> Set problem: Return the material below in full and exactly.

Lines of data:
============================================================
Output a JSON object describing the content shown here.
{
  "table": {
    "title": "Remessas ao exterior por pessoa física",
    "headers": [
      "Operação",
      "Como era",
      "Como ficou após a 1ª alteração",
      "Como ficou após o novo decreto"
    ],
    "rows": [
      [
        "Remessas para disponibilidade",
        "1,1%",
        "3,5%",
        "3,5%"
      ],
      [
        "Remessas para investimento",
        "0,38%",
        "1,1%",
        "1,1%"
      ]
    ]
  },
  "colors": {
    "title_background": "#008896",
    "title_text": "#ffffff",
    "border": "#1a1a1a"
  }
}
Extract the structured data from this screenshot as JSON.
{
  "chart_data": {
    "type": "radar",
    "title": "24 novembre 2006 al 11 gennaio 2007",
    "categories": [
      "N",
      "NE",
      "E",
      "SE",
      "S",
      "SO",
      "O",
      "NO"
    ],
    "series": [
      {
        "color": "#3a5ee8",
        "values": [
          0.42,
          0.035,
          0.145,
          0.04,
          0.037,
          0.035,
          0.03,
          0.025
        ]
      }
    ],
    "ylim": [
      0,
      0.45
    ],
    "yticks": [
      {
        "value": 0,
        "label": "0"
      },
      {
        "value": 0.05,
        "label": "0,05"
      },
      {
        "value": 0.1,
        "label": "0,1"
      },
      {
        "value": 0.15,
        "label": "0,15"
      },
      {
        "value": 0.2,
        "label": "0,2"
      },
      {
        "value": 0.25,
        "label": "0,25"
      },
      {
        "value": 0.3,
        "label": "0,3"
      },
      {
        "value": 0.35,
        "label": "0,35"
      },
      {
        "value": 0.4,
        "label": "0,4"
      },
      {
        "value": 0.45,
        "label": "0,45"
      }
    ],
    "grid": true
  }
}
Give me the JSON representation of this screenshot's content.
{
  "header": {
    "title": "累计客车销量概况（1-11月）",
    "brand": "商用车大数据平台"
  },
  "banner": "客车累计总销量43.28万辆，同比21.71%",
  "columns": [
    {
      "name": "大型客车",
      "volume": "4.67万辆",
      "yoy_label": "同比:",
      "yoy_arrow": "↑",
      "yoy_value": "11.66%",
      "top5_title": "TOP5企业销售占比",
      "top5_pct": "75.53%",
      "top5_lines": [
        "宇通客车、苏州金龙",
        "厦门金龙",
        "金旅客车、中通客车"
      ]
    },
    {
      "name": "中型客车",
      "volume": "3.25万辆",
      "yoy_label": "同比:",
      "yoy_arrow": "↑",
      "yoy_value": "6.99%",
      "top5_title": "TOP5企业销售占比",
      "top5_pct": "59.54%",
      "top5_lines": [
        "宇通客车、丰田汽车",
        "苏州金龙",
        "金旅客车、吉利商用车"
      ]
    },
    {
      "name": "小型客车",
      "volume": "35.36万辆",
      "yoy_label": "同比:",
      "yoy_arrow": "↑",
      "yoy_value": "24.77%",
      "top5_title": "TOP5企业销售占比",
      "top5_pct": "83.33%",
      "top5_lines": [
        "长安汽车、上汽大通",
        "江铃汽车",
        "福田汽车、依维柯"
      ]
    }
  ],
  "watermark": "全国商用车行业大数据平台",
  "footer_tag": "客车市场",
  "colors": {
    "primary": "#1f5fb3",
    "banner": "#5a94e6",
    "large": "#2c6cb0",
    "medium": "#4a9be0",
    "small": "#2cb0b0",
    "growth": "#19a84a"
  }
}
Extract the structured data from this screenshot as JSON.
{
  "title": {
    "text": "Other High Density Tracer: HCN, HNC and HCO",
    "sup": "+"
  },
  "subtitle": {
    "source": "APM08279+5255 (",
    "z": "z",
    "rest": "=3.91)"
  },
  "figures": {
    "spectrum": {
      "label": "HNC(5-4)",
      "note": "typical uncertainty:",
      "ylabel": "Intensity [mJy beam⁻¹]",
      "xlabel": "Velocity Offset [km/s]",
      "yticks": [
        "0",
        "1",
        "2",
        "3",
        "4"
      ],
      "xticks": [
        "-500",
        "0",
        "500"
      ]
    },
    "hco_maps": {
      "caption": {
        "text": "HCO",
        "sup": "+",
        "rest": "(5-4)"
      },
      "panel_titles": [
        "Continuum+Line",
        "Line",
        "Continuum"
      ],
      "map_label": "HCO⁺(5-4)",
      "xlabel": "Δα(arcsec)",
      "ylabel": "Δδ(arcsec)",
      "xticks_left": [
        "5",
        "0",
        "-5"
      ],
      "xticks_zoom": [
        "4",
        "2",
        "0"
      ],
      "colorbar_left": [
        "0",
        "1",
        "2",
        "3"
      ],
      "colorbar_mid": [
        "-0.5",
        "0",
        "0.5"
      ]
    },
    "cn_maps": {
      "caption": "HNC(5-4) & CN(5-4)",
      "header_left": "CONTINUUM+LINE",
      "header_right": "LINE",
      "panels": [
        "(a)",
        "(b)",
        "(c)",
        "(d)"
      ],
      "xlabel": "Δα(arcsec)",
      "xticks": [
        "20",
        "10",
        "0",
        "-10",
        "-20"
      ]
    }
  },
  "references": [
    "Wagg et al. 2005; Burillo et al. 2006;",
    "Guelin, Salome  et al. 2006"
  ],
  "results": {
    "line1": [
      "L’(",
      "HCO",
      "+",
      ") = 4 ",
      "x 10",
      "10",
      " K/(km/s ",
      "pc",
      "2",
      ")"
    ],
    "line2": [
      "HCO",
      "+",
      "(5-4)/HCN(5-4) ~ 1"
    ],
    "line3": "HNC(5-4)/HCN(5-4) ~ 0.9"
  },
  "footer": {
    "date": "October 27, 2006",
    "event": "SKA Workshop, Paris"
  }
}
============================================================
> Task solution:
Output a JSON object describing the content shown here.
{
  "table": {
    "title": "Remessas ao exterior por pessoa física",
    "headers": [
      "Operação",
      "Como era",
      "Como ficou após a 1ª alteração",
      "Como ficou após o novo decreto"
    ],
    "rows": [
      [
        "Remessas para disponibilidade",
        "1,1%",
        "3,5%",
        "3,5%"
      ],
      [
        "Remessas para investimento",
        "0,38%",
        "1,1%",
        "1,1%"
      ]
    ]
  },
  "colors": {
    "title_background": "#008896",
    "title_text": "#ffffff",
    "border": "#1a1a1a"
  }
}
Extract the structured data from this screenshot as JSON.
{
  "chart_data": {
    "type": "radar",
    "title": "24 novembre 2006 al 11 gennaio 2007",
    "categories": [
      "N",
      "NE",
      "E",
      "SE",
      "S",
      "SO",
      "O",
      "NO"
    ],
    "series": [
      {
        "color": "#3a5ee8",
        "values": [
          0.42,
          0.035,
          0.145,
          0.04,
          0.037,
          0.035,
          0.03,
          0.025
        ]
      }
    ],
    "ylim": [
      0,
      0.45
    ],
    "yticks": [
      {
        "value": 0,
        "label": "0"
      },
      {
        "value": 0.05,
        "label": "0,05"
      },
      {
        "value": 0.1,
        "label": "0,1"
      },
      {
        "value": 0.15,
        "label": "0,15"
      },
      {
        "value": 0.2,
        "label": "0,2"
      },
      {
        "value": 0.25,
        "label": "0,25"
      },
      {
        "value": 0.3,
        "label": "0,3"
      },
      {
        "value": 0.35,
        "label": "0,35"
      },
      {
        "value": 0.4,
        "label": "0,4"
      },
      {
        "value": 0.45,
        "label": "0,45"
      }
    ],
    "grid": true
  }
}
Give me the JSON representation of this screenshot's content.
{
  "header": {
    "title": "累计客车销量概况（1-11月）",
    "brand": "商用车大数据平台"
  },
  "banner": "客车累计总销量43.28万辆，同比21.71%",
  "columns": [
    {
      "name": "大型客车",
      "volume": "4.67万辆",
      "yoy_label": "同比:",
      "yoy_arrow": "↑",
      "yoy_value": "11.66%",
      "top5_title": "TOP5企业销售占比",
      "top5_pct": "75.53%",
      "top5_lines": [
        "宇通客车、苏州金龙",
        "厦门金龙",
        "金旅客车、中通客车"
      ]
    },
    {
      "name": "中型客车",
      "volume": "3.25万辆",
      "yoy_label": "同比:",
      "yoy_arrow": "↑",
      "yoy_value": "6.99%",
      "top5_title": "TOP5企业销售占比",
      "top5_pct": "59.54%",
      "top5_lines": [
        "宇通客车、丰田汽车",
        "苏州金龙",
        "金旅客车、吉利商用车"
      ]
    },
    {
      "name": "小型客车",
      "volume": "35.36万辆",
      "yoy_label": "同比:",
      "yoy_arrow": "↑",
      "yoy_value": "24.77%",
      "top5_title": "TOP5企业销售占比",
      "top5_pct": "83.33%",
      "top5_lines": [
        "长安汽车、上汽大通",
        "江铃汽车",
        "福田汽车、依维柯"
      ]
    }
  ],
  "watermark": "全国商用车行业大数据平台",
  "footer_tag": "客车市场",
  "colors": {
    "primary": "#1f5fb3",
    "banner": "#5a94e6",
    "large": "#2c6cb0",
    "medium": "#4a9be0",
    "small": "#2cb0b0",
    "growth": "#19a84a"
  }
}
Extract the structured data from this screenshot as JSON.
{
  "title": {
    "text": "Other High Density Tracer: HCN, HNC and HCO",
    "sup": "+"
  },
  "subtitle": {
    "source": "APM08279+5255 (",
    "z": "z",
    "rest": "=3.91)"
  },
  "figures": {
    "spectrum": {
      "label": "HNC(5-4)",
      "note": "typical uncertainty:",
      "ylabel": "Intensity [mJy beam⁻¹]",
      "xlabel": "Velocity Offset [km/s]",
      "yticks": [
        "0",
        "1",
        "2",
        "3",
        "4"
      ],
      "xticks": [
        "-500",
        "0",
        "500"
      ]
    },
    "hco_maps": {
      "caption": {
        "text": "HCO",
        "sup": "+",
        "rest": "(5-4)"
      },
      "panel_titles": [
        "Continuum+Line",
        "Line",
        "Continuum"
      ],
      "map_label": "HCO⁺(5-4)",
      "xlabel": "Δα(arcsec)",
      "ylabel": "Δδ(arcsec)",
      "xticks_left": [
        "5",
        "0",
        "-5"
      ],
      "xticks_zoom": [
        "4",
        "2",
        "0"
      ],
      "colorbar_left": [
        "0",
        "1",
        "2",
        "3"
      ],
      "colorbar_mid": [
        "-0.5",
        "0",
        "0.5"
      ]
    },
    "cn_maps": {
      "caption": "HNC(5-4) & CN(5-4)",
      "header_left": "CONTINUUM+LINE",
      "header_right": "LINE",
      "panels": [
        "(a)",
        "(b)",
        "(c)",
        "(d)"
      ],
      "xlabel": "Δα(arcsec)",
      "xticks": [
        "20",
        "10",
        "0",
        "-10",
        "-20"
      ]
    }
  },
  "references": [
    "Wagg et al. 2005; Burillo et al. 2006;",
    "Guelin, Salome  et al. 2006"
  ],
  "results": {
    "line1": [
      "L’(",
      "HCO",
      "+",
      ") = 4 ",
      "x 10",
      "10",
      " K/(km/s ",
      "pc",
      "2",
      ")"
    ],
    "line2": [
      "HCO",
      "+",
      "(5-4)/HCN(5-4) ~ 1"
    ],
    "line3": "HNC(5-4)/HCN(5-4) ~ 0.9"
  },
  "footer": {
    "date": "October 27, 2006",
    "event": "SKA Workshop, Paris"
  }
}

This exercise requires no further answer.